### Input rows

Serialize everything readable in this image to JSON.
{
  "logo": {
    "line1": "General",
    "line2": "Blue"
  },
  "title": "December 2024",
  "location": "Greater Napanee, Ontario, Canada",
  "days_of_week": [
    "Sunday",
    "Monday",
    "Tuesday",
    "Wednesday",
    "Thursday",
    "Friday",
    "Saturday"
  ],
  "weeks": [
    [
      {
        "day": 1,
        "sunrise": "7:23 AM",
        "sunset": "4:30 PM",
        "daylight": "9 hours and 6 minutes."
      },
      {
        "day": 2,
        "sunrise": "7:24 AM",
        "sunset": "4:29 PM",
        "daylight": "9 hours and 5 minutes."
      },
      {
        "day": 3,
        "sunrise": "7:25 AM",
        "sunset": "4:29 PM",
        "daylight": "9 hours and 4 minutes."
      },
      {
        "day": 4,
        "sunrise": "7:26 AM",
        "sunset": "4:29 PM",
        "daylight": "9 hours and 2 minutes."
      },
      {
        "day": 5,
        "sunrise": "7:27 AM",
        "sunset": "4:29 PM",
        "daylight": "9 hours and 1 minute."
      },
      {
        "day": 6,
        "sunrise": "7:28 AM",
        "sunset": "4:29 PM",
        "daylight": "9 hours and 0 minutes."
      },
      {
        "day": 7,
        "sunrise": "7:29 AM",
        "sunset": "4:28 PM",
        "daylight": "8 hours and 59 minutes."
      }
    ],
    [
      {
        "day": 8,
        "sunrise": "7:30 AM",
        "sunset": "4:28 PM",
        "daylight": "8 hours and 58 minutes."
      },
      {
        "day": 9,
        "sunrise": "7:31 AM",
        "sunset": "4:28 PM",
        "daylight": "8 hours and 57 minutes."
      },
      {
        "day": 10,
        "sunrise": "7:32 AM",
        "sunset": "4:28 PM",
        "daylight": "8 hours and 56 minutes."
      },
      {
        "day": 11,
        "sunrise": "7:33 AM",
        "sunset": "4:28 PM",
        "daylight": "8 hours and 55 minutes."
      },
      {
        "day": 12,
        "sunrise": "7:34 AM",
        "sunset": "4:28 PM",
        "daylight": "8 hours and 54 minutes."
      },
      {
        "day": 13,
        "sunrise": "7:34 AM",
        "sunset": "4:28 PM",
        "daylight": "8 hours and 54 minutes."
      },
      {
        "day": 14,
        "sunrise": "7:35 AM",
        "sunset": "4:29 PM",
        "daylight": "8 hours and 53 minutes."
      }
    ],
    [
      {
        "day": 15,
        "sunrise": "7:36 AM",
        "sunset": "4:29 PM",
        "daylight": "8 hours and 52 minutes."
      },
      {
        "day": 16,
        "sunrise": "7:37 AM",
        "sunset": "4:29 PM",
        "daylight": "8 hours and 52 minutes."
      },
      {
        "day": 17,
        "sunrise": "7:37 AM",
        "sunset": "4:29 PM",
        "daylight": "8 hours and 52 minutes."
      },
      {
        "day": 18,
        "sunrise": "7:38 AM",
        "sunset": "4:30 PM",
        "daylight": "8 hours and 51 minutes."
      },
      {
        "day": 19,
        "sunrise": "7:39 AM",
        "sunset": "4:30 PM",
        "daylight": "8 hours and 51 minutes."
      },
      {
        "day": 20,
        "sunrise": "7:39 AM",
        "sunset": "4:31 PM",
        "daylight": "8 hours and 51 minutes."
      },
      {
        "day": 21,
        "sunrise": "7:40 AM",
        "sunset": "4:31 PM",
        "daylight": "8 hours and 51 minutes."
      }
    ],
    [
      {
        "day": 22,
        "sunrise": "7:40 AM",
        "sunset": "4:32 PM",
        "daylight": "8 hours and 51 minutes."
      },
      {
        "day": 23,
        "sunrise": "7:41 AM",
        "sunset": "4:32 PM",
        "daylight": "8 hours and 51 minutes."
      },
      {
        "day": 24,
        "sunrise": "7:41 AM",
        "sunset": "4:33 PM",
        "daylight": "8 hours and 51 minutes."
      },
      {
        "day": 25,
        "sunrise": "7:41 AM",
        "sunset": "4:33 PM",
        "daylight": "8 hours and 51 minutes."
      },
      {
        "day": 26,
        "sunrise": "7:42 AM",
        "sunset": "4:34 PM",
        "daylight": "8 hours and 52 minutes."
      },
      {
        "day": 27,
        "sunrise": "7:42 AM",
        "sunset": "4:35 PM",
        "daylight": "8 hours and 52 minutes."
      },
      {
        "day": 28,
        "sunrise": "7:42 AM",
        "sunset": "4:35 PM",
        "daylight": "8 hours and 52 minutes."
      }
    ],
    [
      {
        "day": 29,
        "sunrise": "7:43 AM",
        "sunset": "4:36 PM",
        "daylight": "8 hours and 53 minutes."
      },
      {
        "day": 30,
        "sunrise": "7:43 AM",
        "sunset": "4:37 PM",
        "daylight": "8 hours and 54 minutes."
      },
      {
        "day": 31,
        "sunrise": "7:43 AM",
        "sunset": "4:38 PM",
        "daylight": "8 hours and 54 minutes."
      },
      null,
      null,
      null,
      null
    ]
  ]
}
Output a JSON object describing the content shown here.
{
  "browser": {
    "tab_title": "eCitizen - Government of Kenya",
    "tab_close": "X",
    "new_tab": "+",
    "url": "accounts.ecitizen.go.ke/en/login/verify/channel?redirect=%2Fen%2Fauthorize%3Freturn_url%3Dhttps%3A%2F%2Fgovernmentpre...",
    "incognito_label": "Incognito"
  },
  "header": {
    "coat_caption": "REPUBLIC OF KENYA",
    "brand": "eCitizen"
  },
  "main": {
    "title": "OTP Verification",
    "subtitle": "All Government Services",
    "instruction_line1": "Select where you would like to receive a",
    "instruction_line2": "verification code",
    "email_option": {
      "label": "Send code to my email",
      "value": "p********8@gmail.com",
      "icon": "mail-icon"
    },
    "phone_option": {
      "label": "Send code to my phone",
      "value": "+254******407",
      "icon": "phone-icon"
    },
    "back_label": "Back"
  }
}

### What is expected
Set down exactly what runs from the line with "Output a JSON" to the last line of the data above, including both of those lines and no others.

### Exercise result
Output a JSON object describing the content shown here.
{
  "browser": {
    "tab_title": "eCitizen - Government of Kenya",
    "tab_close": "X",
    "new_tab": "+",
    "url": "accounts.ecitizen.go.ke/en/login/verify/channel?redirect=%2Fen%2Fauthorize%3Freturn_url%3Dhttps%3A%2F%2Fgovernmentpre...",
    "incognito_label": "Incognito"
  },
  "header": {
    "coat_caption": "REPUBLIC OF KENYA",
    "brand": "eCitizen"
  },
  "main": {
    "title": "OTP Verification",
    "subtitle": "All Government Services",
    "instruction_line1": "Select where you would like to receive a",
    "instruction_line2": "verification code",
    "email_option": {
      "label": "Send code to my email",
      "value": "p********8@gmail.com",
      "icon": "mail-icon"
    },
    "phone_option": {
      "label": "Send code to my phone",
      "value": "+254******407",
      "icon": "phone-icon"
    },
    "back_label": "Back"
  }
}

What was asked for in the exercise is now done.